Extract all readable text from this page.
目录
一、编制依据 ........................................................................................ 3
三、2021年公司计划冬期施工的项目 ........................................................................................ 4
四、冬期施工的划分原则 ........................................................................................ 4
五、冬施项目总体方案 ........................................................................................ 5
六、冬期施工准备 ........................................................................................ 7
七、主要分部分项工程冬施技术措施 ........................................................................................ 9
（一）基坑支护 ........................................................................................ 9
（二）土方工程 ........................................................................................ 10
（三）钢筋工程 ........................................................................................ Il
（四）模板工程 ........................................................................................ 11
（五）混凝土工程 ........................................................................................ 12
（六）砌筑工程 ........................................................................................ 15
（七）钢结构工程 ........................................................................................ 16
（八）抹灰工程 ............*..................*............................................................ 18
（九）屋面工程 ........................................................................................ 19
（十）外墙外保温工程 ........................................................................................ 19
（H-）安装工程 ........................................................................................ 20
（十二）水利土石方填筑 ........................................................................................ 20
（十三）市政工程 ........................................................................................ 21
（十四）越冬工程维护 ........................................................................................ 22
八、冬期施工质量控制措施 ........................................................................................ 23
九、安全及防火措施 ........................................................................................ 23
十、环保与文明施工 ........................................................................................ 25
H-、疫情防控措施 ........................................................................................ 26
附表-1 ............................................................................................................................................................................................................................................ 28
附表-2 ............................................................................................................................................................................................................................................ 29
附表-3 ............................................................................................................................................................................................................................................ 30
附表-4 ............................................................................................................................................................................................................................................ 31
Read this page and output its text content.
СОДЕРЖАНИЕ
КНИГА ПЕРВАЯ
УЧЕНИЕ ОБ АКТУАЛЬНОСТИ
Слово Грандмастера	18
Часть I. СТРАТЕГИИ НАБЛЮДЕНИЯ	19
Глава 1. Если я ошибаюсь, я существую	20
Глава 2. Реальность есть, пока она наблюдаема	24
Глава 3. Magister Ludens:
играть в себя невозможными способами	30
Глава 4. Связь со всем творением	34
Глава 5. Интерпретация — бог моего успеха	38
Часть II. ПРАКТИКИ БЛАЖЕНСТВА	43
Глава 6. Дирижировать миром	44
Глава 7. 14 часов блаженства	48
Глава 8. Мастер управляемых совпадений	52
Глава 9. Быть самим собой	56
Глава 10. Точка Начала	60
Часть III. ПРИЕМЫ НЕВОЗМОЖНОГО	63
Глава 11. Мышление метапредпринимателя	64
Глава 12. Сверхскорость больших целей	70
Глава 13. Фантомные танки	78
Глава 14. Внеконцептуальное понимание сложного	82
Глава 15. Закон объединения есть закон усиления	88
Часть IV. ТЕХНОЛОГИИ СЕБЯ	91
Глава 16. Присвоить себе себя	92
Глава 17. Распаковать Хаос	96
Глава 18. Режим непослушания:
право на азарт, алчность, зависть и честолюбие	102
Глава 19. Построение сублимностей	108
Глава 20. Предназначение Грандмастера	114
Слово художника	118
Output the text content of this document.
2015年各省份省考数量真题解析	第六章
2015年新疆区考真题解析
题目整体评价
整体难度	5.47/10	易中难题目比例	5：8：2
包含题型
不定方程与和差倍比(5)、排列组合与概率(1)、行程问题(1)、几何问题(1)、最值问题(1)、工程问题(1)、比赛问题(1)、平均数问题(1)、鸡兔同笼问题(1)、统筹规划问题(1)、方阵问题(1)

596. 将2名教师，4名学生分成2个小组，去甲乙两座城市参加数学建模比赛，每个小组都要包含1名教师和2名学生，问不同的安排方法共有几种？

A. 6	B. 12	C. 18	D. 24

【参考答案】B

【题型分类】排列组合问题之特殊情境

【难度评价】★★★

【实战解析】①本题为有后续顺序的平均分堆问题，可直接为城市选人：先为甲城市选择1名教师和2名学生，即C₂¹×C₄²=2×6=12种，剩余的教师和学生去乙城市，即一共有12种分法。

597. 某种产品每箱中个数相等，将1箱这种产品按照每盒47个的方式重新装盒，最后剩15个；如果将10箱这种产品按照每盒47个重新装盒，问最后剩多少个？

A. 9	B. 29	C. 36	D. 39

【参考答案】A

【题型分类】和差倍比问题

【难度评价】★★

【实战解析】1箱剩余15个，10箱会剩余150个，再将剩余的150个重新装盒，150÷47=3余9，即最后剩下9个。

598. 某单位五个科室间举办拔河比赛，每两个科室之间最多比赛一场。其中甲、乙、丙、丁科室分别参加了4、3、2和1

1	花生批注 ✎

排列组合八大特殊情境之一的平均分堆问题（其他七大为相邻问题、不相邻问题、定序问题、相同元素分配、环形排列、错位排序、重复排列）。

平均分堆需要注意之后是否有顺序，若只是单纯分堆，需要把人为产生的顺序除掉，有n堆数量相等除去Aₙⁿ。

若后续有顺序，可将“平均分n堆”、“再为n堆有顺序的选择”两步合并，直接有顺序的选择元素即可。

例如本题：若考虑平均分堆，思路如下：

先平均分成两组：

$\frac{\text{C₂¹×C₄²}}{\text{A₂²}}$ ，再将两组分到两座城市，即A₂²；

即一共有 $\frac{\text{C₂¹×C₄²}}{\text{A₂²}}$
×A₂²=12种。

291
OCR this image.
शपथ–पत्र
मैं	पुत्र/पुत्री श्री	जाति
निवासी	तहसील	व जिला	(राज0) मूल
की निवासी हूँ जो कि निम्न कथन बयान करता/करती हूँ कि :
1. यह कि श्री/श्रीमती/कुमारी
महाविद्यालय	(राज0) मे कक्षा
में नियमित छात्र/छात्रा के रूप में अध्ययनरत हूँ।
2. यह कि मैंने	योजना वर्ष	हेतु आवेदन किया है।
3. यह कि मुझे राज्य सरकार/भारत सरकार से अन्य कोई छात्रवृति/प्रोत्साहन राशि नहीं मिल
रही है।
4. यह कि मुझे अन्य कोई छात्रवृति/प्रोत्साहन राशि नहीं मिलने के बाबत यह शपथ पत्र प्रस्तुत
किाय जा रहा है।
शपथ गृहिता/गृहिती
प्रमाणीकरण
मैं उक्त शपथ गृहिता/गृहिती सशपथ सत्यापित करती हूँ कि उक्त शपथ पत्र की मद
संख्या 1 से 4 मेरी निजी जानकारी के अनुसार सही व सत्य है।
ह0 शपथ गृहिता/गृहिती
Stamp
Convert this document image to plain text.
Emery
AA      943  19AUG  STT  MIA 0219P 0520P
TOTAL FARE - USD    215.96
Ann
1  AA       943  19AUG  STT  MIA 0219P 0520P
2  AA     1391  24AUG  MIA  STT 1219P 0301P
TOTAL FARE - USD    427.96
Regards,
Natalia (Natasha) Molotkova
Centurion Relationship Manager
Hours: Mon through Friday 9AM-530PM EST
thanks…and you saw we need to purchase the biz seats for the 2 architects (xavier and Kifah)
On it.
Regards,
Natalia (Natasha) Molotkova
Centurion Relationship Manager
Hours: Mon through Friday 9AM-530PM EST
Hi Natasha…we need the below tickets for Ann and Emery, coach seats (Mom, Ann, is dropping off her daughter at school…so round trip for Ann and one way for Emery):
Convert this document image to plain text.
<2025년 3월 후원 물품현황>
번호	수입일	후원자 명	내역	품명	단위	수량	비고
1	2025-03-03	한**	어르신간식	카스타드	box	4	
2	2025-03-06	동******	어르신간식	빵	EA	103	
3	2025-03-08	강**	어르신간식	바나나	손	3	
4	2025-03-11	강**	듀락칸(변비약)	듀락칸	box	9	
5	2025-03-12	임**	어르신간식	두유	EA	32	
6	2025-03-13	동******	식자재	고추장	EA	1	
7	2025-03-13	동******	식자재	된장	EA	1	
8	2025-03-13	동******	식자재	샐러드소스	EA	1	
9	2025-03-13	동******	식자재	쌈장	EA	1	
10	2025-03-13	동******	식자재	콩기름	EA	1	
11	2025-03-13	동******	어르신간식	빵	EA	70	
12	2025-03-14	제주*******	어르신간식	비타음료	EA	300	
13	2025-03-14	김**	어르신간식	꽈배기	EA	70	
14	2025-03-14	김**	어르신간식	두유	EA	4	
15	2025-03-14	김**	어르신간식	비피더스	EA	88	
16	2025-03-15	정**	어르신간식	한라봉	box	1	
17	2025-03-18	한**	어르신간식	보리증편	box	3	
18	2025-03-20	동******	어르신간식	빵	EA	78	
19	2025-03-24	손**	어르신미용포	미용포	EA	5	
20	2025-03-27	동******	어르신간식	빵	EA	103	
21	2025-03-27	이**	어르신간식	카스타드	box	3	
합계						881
+===+
» **EXERCISE AIM**
Copy every line in the records above that contains the word "this".

» **TASK RESULT**
Extract all readable text from this page.
Read this page and output its text content.
Output the text content of this document.
OCR this image.
Convert this document image to plain text.
Convert this document image to plain text.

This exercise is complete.